Aim of the exercise | Extract every line of the listings below word for word, omitting the pictures from your answer.

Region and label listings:
┌──

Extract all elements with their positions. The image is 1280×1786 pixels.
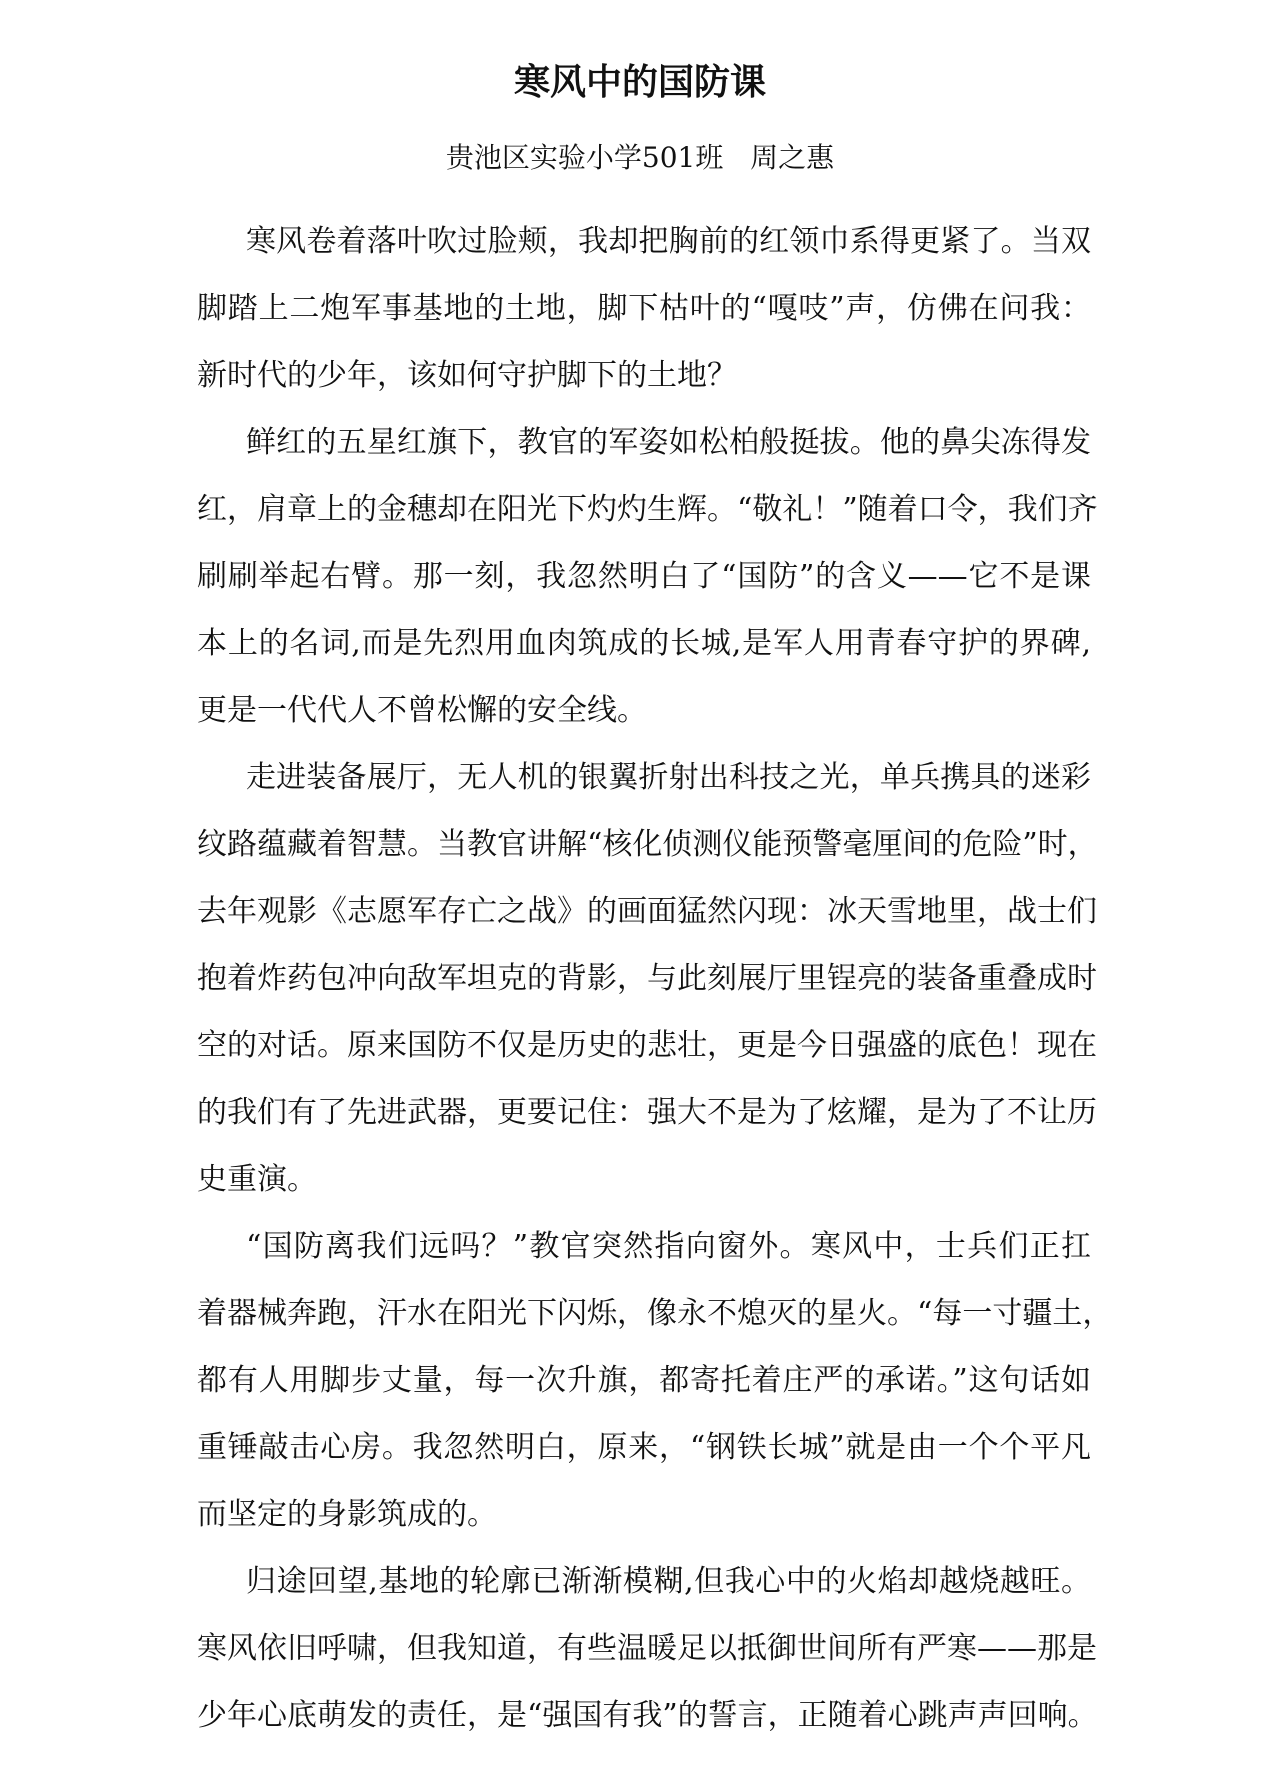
text-line: 少年心底萌发的责任，是“强国有我”的誓言，正随着心跳声声回响。 bbox=[197, 1698, 1098, 1733]
text-line: 去年观影《志愿军存亡之战》的画面猛然闪现：冰天雪地里，战士们 bbox=[197, 894, 1097, 929]
text-line: 刷刷举起右臂。那一刻，我忽然明白了“国防”的含义——它不是课 bbox=[197, 559, 1091, 594]
text-line: 走进装备展厅，无人机的银翼折射出科技之光，单兵携具的迷彩 bbox=[246, 760, 1091, 795]
text-line: 重锤敲击心房。我忽然明白，原来，“钢铁长城”就是由一个个平凡 bbox=[197, 1430, 1091, 1465]
text-line: 空的对话。原来国防不仅是历史的悲壮，更是今日强盛的底色！现在 bbox=[197, 1028, 1097, 1063]
text-line: 新时代的少年，该如何守护脚下的土地？ bbox=[197, 358, 737, 393]
text-line: 而坚定的身影筑成的。 bbox=[197, 1497, 497, 1532]
paragraph bbox=[197, 409, 1098, 744]
document-body bbox=[197, 208, 1113, 1749]
text-line: 脚踏上二炮军事基地的土地，脚下枯叶的“嘎吱”声，仿佛在问我： bbox=[197, 291, 1091, 326]
text-line: 寒风卷着落叶吹过脸颊，我却把胸前的红领巾系得更紧了。当双 bbox=[246, 224, 1091, 259]
text-line: 归途回望,基地的轮廓已渐渐模糊,但我心中的火焰却越烧越旺。 bbox=[246, 1564, 1091, 1599]
text-line: 纹路蕴藏着智慧。当教官讲解“核化侦测仪能预警毫厘间的危险”时， bbox=[197, 827, 1098, 862]
text-line: 着器械奔跑，汗水在阳光下闪烁，像永不熄灭的星火。“每一寸疆土， bbox=[197, 1296, 1113, 1331]
paragraph bbox=[197, 1548, 1098, 1749]
text-line: 更是一代代人不曾松懈的安全线。 bbox=[197, 693, 647, 728]
text-line: 本上的名词,而是先烈用血肉筑成的长城,是军人用青春守护的界碑, bbox=[197, 626, 1091, 661]
text-line: 的我们有了先进武器，更要记住：强大不是为了炫耀，是为了不让历 bbox=[197, 1095, 1097, 1130]
author-line: 贵池区实验小学501班 周之惠 bbox=[445, 141, 835, 174]
paragraph bbox=[197, 744, 1098, 1213]
text-line: “国防离我们远吗？”教官突然指向窗外。寒风中，士兵们正扛 bbox=[246, 1229, 1091, 1264]
text-line: 史重演。 bbox=[197, 1162, 317, 1197]
text-line: 抱着炸药包冲向敌军坦克的背影，与此刻展厅里锃亮的装备重叠成时 bbox=[197, 961, 1097, 996]
text-line: 鲜红的五星红旗下，教官的军姿如松柏般挺拔。他的鼻尖冻得发 bbox=[246, 425, 1091, 460]
text-line: 寒风依旧呼啸，但我知道，有些温暖足以抵御世间所有严寒——那是 bbox=[197, 1631, 1097, 1666]
text-line: 红，肩章上的金穗却在阳光下灼灼生辉。“敬礼！”随着口令，我们齐 bbox=[197, 492, 1098, 527]
paragraph bbox=[197, 208, 1091, 409]
paragraph bbox=[197, 1213, 1113, 1548]
document-title: 寒风中的国防课 bbox=[513, 62, 766, 103]
text-line: 都有人用脚步丈量，每一次升旗，都寄托着庄严的承诺。”这句话如 bbox=[197, 1363, 1091, 1398]
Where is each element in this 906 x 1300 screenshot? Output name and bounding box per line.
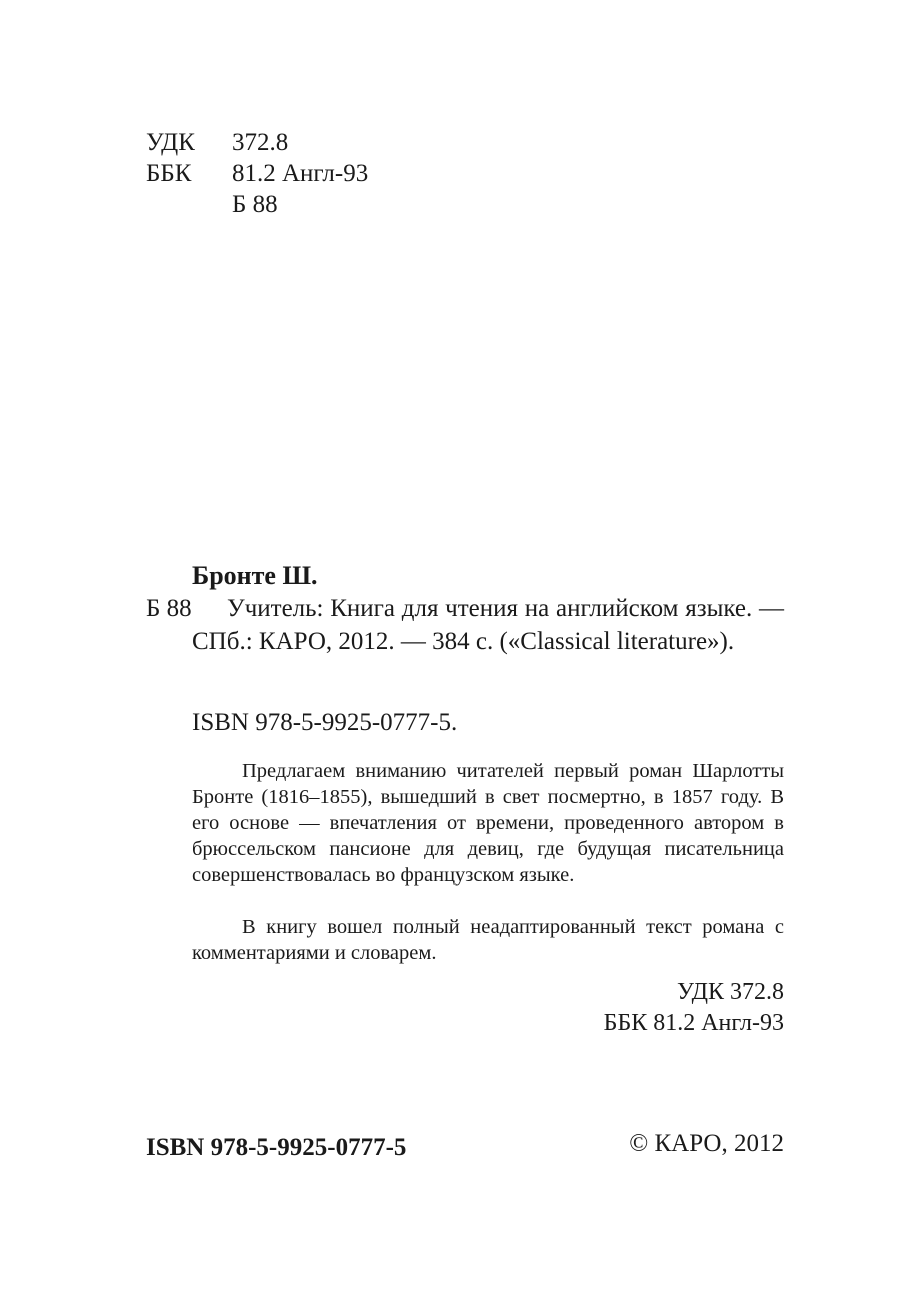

└──

Result for this exercise |
Extract all elements with their positions. The image is 1280×1786 pixels.
text-line: 少年心底萌发的责任，是“强国有我”的誓言，正随着心跳声声回响。 bbox=[197, 1698, 1098, 1733]
text-line: 去年观影《志愿军存亡之战》的画面猛然闪现：冰天雪地里，战士们 bbox=[197, 894, 1097, 929]
text-line: 刷刷举起右臂。那一刻，我忽然明白了“国防”的含义——它不是课 bbox=[197, 559, 1091, 594]
text-line: 走进装备展厅，无人机的银翼折射出科技之光，单兵携具的迷彩 bbox=[246, 760, 1091, 795]
text-line: 重锤敲击心房。我忽然明白，原来，“钢铁长城”就是由一个个平凡 bbox=[197, 1430, 1091, 1465]
text-line: 空的对话。原来国防不仅是历史的悲壮，更是今日强盛的底色！现在 bbox=[197, 1028, 1097, 1063]
text-line: 新时代的少年，该如何守护脚下的土地？ bbox=[197, 358, 737, 393]
text-line: 而坚定的身影筑成的。 bbox=[197, 1497, 497, 1532]
paragraph bbox=[197, 409, 1098, 744]
document-body bbox=[197, 208, 1113, 1749]
text-line: 脚踏上二炮军事基地的土地，脚下枯叶的“嘎吱”声，仿佛在问我： bbox=[197, 291, 1091, 326]
text-line: 寒风卷着落叶吹过脸颊，我却把胸前的红领巾系得更紧了。当双 bbox=[246, 224, 1091, 259]
text-line: 归途回望,基地的轮廓已渐渐模糊,但我心中的火焰却越烧越旺。 bbox=[246, 1564, 1091, 1599]
text-line: 纹路蕴藏着智慧。当教官讲解“核化侦测仪能预警毫厘间的危险”时， bbox=[197, 827, 1098, 862]
text-line: 着器械奔跑，汗水在阳光下闪烁，像永不熄灭的星火。“每一寸疆土， bbox=[197, 1296, 1113, 1331]
paragraph bbox=[197, 1548, 1098, 1749]
text-line: 更是一代代人不曾松懈的安全线。 bbox=[197, 693, 647, 728]
text-line: 本上的名词,而是先烈用血肉筑成的长城,是军人用青春守护的界碑, bbox=[197, 626, 1091, 661]
text-line: 的我们有了先进武器，更要记住：强大不是为了炫耀，是为了不让历 bbox=[197, 1095, 1097, 1130]
author-line: 贵池区实验小学501班 周之惠 bbox=[445, 141, 835, 174]
paragraph bbox=[197, 744, 1098, 1213]
text-line: “国防离我们远吗？”教官突然指向窗外。寒风中，士兵们正扛 bbox=[246, 1229, 1091, 1264]
text-line: 史重演。 bbox=[197, 1162, 317, 1197]
text-line: 抱着炸药包冲向敌军坦克的背影，与此刻展厅里锃亮的装备重叠成时 bbox=[197, 961, 1097, 996]
text-line: 鲜红的五星红旗下，教官的军姿如松柏般挺拔。他的鼻尖冻得发 bbox=[246, 425, 1091, 460]
text-line: 寒风依旧呼啸，但我知道，有些温暖足以抵御世间所有严寒——那是 bbox=[197, 1631, 1097, 1666]
text-line: 红，肩章上的金穗却在阳光下灼灼生辉。“敬礼！”随着口令，我们齐 bbox=[197, 492, 1098, 527]
paragraph bbox=[197, 208, 1091, 409]
paragraph bbox=[197, 1213, 1113, 1548]
document-title: 寒风中的国防课 bbox=[513, 62, 766, 103]
text-line: 都有人用脚步丈量，每一次升旗，都寄托着庄严的承诺。”这句话如 bbox=[197, 1363, 1091, 1398]
Where is each element in this 906 x 1300 screenshot? Output name and bounding box per line.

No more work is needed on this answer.